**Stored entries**

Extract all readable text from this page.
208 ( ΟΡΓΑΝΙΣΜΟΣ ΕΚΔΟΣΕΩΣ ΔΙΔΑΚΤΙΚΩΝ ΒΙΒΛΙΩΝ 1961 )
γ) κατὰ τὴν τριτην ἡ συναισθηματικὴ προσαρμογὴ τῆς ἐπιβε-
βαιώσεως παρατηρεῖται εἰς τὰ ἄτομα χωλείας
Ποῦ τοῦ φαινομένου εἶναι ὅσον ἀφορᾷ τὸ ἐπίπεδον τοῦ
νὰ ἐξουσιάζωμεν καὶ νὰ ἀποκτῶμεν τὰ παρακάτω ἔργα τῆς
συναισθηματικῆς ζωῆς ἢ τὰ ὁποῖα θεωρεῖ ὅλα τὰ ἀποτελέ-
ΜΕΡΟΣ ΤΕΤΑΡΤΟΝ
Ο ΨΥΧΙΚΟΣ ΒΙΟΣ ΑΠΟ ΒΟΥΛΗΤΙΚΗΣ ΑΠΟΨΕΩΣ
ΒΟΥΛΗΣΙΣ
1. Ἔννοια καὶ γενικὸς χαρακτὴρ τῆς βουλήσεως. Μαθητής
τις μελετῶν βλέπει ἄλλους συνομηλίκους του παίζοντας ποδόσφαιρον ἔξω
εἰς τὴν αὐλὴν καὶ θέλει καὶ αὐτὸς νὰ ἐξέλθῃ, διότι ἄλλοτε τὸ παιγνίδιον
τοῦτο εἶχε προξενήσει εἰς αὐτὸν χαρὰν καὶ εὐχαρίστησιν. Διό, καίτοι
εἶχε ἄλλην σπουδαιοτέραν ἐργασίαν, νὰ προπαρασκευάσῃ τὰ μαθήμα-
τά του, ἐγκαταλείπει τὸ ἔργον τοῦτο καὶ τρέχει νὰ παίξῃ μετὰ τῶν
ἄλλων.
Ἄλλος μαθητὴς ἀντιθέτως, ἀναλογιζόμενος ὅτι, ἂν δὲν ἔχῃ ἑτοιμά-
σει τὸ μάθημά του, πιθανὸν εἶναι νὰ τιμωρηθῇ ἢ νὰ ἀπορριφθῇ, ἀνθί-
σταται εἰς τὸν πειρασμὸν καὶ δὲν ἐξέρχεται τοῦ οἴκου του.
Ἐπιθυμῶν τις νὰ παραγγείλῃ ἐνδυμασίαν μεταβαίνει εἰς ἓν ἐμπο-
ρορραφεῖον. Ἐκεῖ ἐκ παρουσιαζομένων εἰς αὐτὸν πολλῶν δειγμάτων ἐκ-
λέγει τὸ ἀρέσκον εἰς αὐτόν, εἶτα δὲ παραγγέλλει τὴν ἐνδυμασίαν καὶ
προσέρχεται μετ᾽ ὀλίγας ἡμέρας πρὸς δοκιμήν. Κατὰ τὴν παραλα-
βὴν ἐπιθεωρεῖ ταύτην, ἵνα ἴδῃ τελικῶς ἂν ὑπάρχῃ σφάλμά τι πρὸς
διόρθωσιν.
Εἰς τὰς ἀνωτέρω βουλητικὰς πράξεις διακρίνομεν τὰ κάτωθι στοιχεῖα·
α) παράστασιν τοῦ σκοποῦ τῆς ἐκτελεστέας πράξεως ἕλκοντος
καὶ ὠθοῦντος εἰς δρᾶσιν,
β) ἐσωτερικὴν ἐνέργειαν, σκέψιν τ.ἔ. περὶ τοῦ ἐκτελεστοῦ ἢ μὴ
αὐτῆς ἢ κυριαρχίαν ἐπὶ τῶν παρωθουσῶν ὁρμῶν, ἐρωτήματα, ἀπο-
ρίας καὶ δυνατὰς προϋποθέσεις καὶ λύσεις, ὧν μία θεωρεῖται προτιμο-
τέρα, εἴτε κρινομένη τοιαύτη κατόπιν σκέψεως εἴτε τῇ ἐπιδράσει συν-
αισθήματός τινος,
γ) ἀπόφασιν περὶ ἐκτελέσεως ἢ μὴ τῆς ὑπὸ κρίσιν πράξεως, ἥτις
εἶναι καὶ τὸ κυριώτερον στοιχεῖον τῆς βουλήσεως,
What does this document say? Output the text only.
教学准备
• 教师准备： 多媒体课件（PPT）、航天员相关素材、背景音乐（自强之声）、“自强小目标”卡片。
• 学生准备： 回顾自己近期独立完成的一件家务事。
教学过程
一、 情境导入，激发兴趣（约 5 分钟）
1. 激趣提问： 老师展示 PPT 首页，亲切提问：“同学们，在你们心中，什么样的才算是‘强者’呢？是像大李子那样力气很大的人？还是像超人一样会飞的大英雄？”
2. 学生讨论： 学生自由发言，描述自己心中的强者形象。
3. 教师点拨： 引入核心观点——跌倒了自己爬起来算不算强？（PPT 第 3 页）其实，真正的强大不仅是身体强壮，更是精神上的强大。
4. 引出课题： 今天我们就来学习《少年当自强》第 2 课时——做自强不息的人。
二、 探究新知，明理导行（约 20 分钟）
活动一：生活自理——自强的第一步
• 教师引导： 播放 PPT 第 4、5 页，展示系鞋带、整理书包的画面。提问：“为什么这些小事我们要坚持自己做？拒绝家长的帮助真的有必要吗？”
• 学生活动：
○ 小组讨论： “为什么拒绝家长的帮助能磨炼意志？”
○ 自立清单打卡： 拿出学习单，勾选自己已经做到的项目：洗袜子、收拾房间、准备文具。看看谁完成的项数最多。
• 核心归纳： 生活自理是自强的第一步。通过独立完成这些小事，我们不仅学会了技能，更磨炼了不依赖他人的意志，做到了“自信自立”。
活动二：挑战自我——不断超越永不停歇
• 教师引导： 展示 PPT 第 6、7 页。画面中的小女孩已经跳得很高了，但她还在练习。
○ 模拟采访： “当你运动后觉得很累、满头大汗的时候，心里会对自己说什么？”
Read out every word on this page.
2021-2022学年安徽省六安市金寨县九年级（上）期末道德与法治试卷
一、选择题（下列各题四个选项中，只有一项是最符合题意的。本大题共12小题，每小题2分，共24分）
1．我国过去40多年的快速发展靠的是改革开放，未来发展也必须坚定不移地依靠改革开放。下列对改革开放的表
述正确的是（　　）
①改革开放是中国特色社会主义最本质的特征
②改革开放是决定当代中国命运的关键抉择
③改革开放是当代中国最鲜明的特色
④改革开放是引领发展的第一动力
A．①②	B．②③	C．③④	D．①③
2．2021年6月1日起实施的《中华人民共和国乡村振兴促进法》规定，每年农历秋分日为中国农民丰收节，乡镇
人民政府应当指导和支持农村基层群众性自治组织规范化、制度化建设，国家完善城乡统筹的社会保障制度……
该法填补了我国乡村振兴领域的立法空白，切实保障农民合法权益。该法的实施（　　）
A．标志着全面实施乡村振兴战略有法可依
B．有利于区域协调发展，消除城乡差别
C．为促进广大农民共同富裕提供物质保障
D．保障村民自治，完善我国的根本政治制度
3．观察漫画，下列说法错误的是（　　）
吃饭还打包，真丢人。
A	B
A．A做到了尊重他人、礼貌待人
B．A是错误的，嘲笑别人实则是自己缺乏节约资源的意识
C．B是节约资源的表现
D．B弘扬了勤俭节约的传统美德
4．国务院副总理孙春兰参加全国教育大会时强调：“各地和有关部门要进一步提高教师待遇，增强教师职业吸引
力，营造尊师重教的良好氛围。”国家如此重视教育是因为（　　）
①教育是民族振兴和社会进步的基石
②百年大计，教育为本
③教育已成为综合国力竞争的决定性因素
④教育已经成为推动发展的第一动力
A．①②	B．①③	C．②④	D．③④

**WHAT YOU HAVE TO DO**
Every record should be repeated exactly; please leave none out.

**THE RESPONSE**
Extract all readable text from this page.
208 ( ΟΡΓΑΝΙΣΜΟΣ ΕΚΔΟΣΕΩΣ ΔΙΔΑΚΤΙΚΩΝ ΒΙΒΛΙΩΝ 1961 )
γ) κατὰ τὴν τριτην ἡ συναισθηματικὴ προσαρμογὴ τῆς ἐπιβε-
βαιώσεως παρατηρεῖται εἰς τὰ ἄτομα χωλείας
Ποῦ τοῦ φαινομένου εἶναι ὅσον ἀφορᾷ τὸ ἐπίπεδον τοῦ
νὰ ἐξουσιάζωμεν καὶ νὰ ἀποκτῶμεν τὰ παρακάτω ἔργα τῆς
συναισθηματικῆς ζωῆς ἢ τὰ ὁποῖα θεωρεῖ ὅλα τὰ ἀποτελέ-
ΜΕΡΟΣ ΤΕΤΑΡΤΟΝ
Ο ΨΥΧΙΚΟΣ ΒΙΟΣ ΑΠΟ ΒΟΥΛΗΤΙΚΗΣ ΑΠΟΨΕΩΣ
ΒΟΥΛΗΣΙΣ
1. Ἔννοια καὶ γενικὸς χαρακτὴρ τῆς βουλήσεως. Μαθητής
τις μελετῶν βλέπει ἄλλους συνομηλίκους του παίζοντας ποδόσφαιρον ἔξω
εἰς τὴν αὐλὴν καὶ θέλει καὶ αὐτὸς νὰ ἐξέλθῃ, διότι ἄλλοτε τὸ παιγνίδιον
τοῦτο εἶχε προξενήσει εἰς αὐτὸν χαρὰν καὶ εὐχαρίστησιν. Διό, καίτοι
εἶχε ἄλλην σπουδαιοτέραν ἐργασίαν, νὰ προπαρασκευάσῃ τὰ μαθήμα-
τά του, ἐγκαταλείπει τὸ ἔργον τοῦτο καὶ τρέχει νὰ παίξῃ μετὰ τῶν
ἄλλων.
Ἄλλος μαθητὴς ἀντιθέτως, ἀναλογιζόμενος ὅτι, ἂν δὲν ἔχῃ ἑτοιμά-
σει τὸ μάθημά του, πιθανὸν εἶναι νὰ τιμωρηθῇ ἢ νὰ ἀπορριφθῇ, ἀνθί-
σταται εἰς τὸν πειρασμὸν καὶ δὲν ἐξέρχεται τοῦ οἴκου του.
Ἐπιθυμῶν τις νὰ παραγγείλῃ ἐνδυμασίαν μεταβαίνει εἰς ἓν ἐμπο-
ρορραφεῖον. Ἐκεῖ ἐκ παρουσιαζομένων εἰς αὐτὸν πολλῶν δειγμάτων ἐκ-
λέγει τὸ ἀρέσκον εἰς αὐτόν, εἶτα δὲ παραγγέλλει τὴν ἐνδυμασίαν καὶ
προσέρχεται μετ᾽ ὀλίγας ἡμέρας πρὸς δοκιμήν. Κατὰ τὴν παραλα-
βὴν ἐπιθεωρεῖ ταύτην, ἵνα ἴδῃ τελικῶς ἂν ὑπάρχῃ σφάλμά τι πρὸς
διόρθωσιν.
Εἰς τὰς ἀνωτέρω βουλητικὰς πράξεις διακρίνομεν τὰ κάτωθι στοιχεῖα·
α) παράστασιν τοῦ σκοποῦ τῆς ἐκτελεστέας πράξεως ἕλκοντος
καὶ ὠθοῦντος εἰς δρᾶσιν,
β) ἐσωτερικὴν ἐνέργειαν, σκέψιν τ.ἔ. περὶ τοῦ ἐκτελεστοῦ ἢ μὴ
αὐτῆς ἢ κυριαρχίαν ἐπὶ τῶν παρωθουσῶν ὁρμῶν, ἐρωτήματα, ἀπο-
ρίας καὶ δυνατὰς προϋποθέσεις καὶ λύσεις, ὧν μία θεωρεῖται προτιμο-
τέρα, εἴτε κρινομένη τοιαύτη κατόπιν σκέψεως εἴτε τῇ ἐπιδράσει συν-
αισθήματός τινος,
γ) ἀπόφασιν περὶ ἐκτελέσεως ἢ μὴ τῆς ὑπὸ κρίσιν πράξεως, ἥτις
εἶναι καὶ τὸ κυριώτερον στοιχεῖον τῆς βουλήσεως,
What does this document say? Output the text only.
教学准备
• 教师准备： 多媒体课件（PPT）、航天员相关素材、背景音乐（自强之声）、“自强小目标”卡片。
• 学生准备： 回顾自己近期独立完成的一件家务事。
教学过程
一、 情境导入，激发兴趣（约 5 分钟）
1. 激趣提问： 老师展示 PPT 首页，亲切提问：“同学们，在你们心中，什么样的才算是‘强者’呢？是像大李子那样力气很大的人？还是像超人一样会飞的大英雄？”
2. 学生讨论： 学生自由发言，描述自己心中的强者形象。
3. 教师点拨： 引入核心观点——跌倒了自己爬起来算不算强？（PPT 第 3 页）其实，真正的强大不仅是身体强壮，更是精神上的强大。
4. 引出课题： 今天我们就来学习《少年当自强》第 2 课时——做自强不息的人。
二、 探究新知，明理导行（约 20 分钟）
活动一：生活自理——自强的第一步
• 教师引导： 播放 PPT 第 4、5 页，展示系鞋带、整理书包的画面。提问：“为什么这些小事我们要坚持自己做？拒绝家长的帮助真的有必要吗？”
• 学生活动：
○ 小组讨论： “为什么拒绝家长的帮助能磨炼意志？”
○ 自立清单打卡： 拿出学习单，勾选自己已经做到的项目：洗袜子、收拾房间、准备文具。看看谁完成的项数最多。
• 核心归纳： 生活自理是自强的第一步。通过独立完成这些小事，我们不仅学会了技能，更磨炼了不依赖他人的意志，做到了“自信自立”。
活动二：挑战自我——不断超越永不停歇
• 教师引导： 展示 PPT 第 6、7 页。画面中的小女孩已经跳得很高了，但她还在练习。
○ 模拟采访： “当你运动后觉得很累、满头大汗的时候，心里会对自己说什么？”
Read out every word on this page.
2021-2022学年安徽省六安市金寨县九年级（上）期末道德与法治试卷
一、选择题（下列各题四个选项中，只有一项是最符合题意的。本大题共12小题，每小题2分，共24分）
1．我国过去40多年的快速发展靠的是改革开放，未来发展也必须坚定不移地依靠改革开放。下列对改革开放的表
述正确的是（　　）
①改革开放是中国特色社会主义最本质的特征
②改革开放是决定当代中国命运的关键抉择
③改革开放是当代中国最鲜明的特色
④改革开放是引领发展的第一动力
A．①②	B．②③	C．③④	D．①③
2．2021年6月1日起实施的《中华人民共和国乡村振兴促进法》规定，每年农历秋分日为中国农民丰收节，乡镇
人民政府应当指导和支持农村基层群众性自治组织规范化、制度化建设，国家完善城乡统筹的社会保障制度……
该法填补了我国乡村振兴领域的立法空白，切实保障农民合法权益。该法的实施（　　）
A．标志着全面实施乡村振兴战略有法可依
B．有利于区域协调发展，消除城乡差别
C．为促进广大农民共同富裕提供物质保障
D．保障村民自治，完善我国的根本政治制度
3．观察漫画，下列说法错误的是（　　）
吃饭还打包，真丢人。
A	B
A．A做到了尊重他人、礼貌待人
B．A是错误的，嘲笑别人实则是自己缺乏节约资源的意识
C．B是节约资源的表现
D．B弘扬了勤俭节约的传统美德
4．国务院副总理孙春兰参加全国教育大会时强调：“各地和有关部门要进一步提高教师待遇，增强教师职业吸引
力，营造尊师重教的良好氛围。”国家如此重视教育是因为（　　）
①教育是民族振兴和社会进步的基石
②百年大计，教育为本
③教育已成为综合国力竞争的决定性因素
④教育已经成为推动发展的第一动力
A．①②	B．①③	C．②④	D．③④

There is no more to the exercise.